### The exercise
Copy out all lines that hold "high".

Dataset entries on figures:

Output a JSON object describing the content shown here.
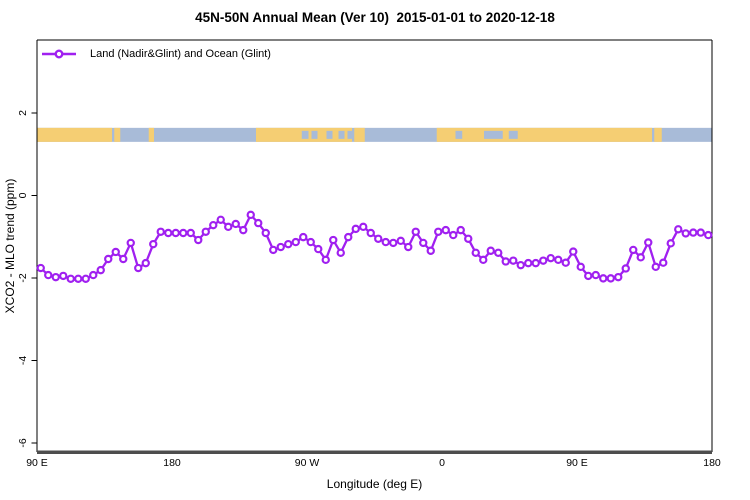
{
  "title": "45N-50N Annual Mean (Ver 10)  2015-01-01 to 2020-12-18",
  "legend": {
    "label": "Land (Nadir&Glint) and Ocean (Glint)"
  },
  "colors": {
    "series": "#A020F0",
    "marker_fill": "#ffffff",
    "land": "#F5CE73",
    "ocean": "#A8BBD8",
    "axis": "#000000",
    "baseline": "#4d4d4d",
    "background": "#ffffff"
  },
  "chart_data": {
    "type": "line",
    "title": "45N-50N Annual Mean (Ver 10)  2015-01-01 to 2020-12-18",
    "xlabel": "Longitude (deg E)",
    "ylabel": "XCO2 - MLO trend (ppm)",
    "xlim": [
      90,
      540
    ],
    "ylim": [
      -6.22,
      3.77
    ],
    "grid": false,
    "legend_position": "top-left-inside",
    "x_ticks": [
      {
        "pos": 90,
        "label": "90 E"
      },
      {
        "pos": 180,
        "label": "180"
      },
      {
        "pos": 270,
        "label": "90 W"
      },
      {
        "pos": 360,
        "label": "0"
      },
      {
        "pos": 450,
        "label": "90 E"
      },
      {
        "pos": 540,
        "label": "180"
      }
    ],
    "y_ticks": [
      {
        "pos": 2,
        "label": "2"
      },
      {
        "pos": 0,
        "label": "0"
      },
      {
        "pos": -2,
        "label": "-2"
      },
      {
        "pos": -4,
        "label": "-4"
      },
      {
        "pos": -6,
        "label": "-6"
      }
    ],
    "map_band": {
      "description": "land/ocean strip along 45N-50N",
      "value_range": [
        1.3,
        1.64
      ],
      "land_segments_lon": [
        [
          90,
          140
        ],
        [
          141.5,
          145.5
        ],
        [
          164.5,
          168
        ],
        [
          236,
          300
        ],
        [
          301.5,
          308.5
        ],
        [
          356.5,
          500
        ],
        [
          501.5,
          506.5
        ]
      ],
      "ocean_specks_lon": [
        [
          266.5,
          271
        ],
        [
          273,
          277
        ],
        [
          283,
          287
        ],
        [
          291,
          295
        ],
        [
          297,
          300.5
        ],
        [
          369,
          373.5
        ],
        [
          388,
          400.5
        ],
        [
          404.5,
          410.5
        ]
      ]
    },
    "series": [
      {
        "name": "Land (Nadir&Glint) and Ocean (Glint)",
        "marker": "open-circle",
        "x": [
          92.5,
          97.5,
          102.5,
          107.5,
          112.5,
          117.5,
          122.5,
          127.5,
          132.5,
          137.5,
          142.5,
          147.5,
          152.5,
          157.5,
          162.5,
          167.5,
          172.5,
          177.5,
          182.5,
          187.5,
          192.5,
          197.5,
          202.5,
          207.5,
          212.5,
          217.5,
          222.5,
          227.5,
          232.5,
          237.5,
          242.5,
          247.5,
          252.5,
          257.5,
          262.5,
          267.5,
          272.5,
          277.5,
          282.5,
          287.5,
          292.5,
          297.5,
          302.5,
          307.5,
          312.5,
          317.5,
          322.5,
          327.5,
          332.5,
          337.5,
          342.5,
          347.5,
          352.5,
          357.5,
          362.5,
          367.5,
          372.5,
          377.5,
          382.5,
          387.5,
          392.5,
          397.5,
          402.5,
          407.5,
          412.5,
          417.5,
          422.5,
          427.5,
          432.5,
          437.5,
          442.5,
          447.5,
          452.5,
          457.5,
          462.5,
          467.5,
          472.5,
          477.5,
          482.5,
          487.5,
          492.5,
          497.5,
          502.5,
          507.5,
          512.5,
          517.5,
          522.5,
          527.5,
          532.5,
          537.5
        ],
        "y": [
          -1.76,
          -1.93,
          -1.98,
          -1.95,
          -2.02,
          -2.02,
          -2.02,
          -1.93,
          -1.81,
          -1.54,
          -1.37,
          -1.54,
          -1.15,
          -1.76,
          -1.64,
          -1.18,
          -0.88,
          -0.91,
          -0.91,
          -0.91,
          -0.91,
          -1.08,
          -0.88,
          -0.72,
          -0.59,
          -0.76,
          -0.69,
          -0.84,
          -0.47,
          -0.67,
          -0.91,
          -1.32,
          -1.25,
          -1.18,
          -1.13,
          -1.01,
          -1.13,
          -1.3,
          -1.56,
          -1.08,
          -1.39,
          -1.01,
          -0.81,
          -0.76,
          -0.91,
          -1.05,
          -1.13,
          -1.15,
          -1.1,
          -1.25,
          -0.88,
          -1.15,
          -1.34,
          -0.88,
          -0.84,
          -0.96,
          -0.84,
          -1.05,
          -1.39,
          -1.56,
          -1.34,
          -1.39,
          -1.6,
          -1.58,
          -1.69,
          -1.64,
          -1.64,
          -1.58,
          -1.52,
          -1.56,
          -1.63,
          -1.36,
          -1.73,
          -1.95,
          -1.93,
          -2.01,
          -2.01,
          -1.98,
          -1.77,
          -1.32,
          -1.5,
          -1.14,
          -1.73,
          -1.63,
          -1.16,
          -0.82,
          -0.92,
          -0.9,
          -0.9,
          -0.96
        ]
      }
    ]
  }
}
* * *
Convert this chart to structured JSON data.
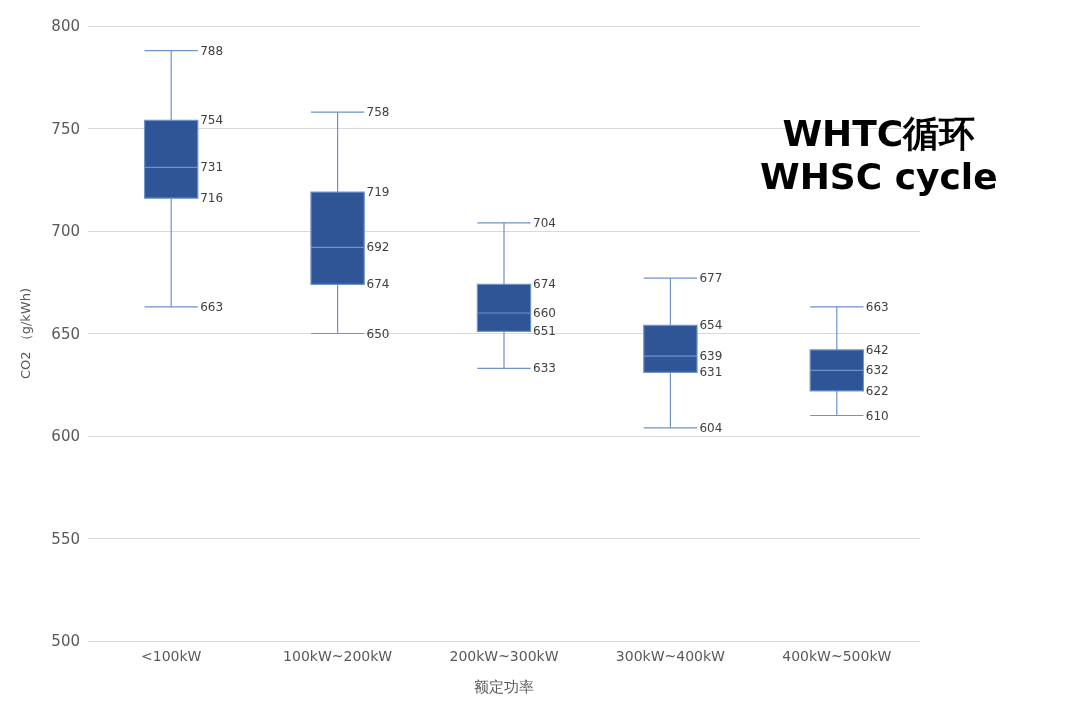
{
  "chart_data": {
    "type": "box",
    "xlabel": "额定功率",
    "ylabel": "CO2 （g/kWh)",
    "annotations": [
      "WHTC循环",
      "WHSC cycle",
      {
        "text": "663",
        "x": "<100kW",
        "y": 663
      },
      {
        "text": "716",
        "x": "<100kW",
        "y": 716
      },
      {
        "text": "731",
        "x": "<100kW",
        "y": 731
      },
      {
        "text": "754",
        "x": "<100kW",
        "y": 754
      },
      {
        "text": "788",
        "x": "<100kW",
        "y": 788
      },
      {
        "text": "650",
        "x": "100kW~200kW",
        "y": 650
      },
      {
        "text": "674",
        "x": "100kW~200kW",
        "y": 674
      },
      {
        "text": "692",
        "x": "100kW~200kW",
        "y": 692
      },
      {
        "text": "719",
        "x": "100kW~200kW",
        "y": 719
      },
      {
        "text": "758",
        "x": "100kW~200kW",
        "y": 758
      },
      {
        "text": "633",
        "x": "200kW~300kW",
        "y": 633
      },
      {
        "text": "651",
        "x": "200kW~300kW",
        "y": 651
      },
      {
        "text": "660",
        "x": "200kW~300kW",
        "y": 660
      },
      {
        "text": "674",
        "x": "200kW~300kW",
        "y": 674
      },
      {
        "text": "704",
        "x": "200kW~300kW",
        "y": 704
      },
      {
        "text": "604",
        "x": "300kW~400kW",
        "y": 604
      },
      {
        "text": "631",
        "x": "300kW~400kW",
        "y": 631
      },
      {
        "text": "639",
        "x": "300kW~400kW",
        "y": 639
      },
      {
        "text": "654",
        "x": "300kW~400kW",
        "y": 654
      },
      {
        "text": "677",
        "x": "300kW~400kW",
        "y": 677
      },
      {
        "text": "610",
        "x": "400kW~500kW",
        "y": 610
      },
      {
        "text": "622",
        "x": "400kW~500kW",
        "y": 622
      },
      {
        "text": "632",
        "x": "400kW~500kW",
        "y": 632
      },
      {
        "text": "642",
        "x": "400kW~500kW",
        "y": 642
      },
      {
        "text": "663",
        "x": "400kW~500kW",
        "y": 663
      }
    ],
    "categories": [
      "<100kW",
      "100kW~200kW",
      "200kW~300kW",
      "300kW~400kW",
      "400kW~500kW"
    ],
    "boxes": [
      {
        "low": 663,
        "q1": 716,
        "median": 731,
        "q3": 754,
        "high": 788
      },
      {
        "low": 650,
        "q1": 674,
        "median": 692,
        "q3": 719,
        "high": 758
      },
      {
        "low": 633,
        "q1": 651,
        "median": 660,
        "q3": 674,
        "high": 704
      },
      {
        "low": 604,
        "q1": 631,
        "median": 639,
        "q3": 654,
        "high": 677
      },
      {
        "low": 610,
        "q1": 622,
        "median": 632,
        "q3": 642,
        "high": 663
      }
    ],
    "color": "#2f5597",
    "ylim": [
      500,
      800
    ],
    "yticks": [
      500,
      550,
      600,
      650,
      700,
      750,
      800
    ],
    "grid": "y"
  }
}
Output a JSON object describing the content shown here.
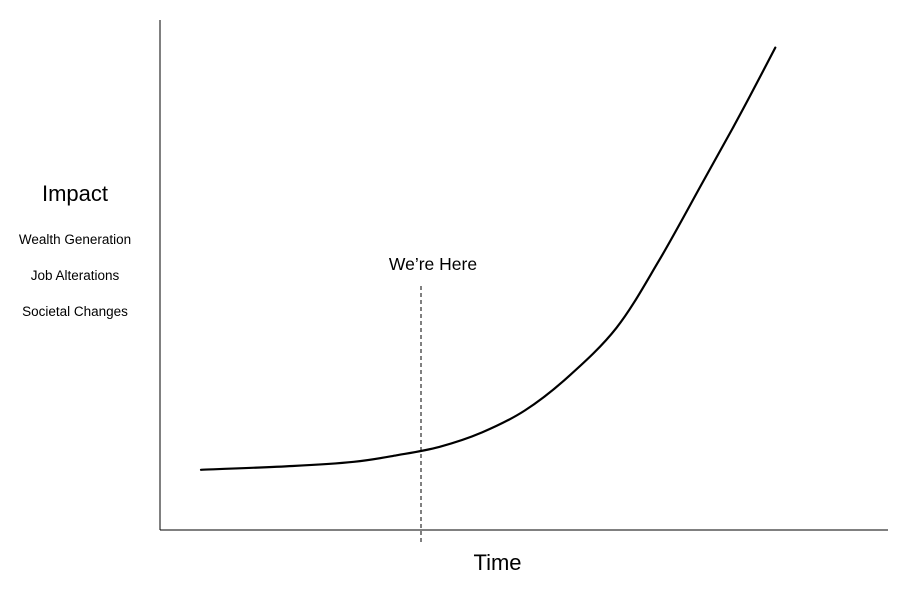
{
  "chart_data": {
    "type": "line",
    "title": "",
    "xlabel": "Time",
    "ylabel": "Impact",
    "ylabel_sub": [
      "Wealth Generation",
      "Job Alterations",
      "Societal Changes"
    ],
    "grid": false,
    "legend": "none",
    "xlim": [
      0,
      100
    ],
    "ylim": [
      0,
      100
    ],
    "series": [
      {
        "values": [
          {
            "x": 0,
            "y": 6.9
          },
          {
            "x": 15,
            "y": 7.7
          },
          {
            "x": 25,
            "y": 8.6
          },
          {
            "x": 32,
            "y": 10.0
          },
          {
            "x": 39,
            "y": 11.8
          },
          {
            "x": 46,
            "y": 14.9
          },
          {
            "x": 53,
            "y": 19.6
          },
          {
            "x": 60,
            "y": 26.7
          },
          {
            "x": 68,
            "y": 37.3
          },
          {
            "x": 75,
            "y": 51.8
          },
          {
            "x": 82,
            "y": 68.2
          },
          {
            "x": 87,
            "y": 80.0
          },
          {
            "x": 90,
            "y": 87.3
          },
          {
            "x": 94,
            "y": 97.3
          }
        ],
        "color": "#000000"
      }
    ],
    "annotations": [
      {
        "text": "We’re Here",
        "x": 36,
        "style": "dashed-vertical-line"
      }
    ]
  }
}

### Correct response
        "high": 788
        "high": 758
        "high": 704
        "high": 677
        "high": 663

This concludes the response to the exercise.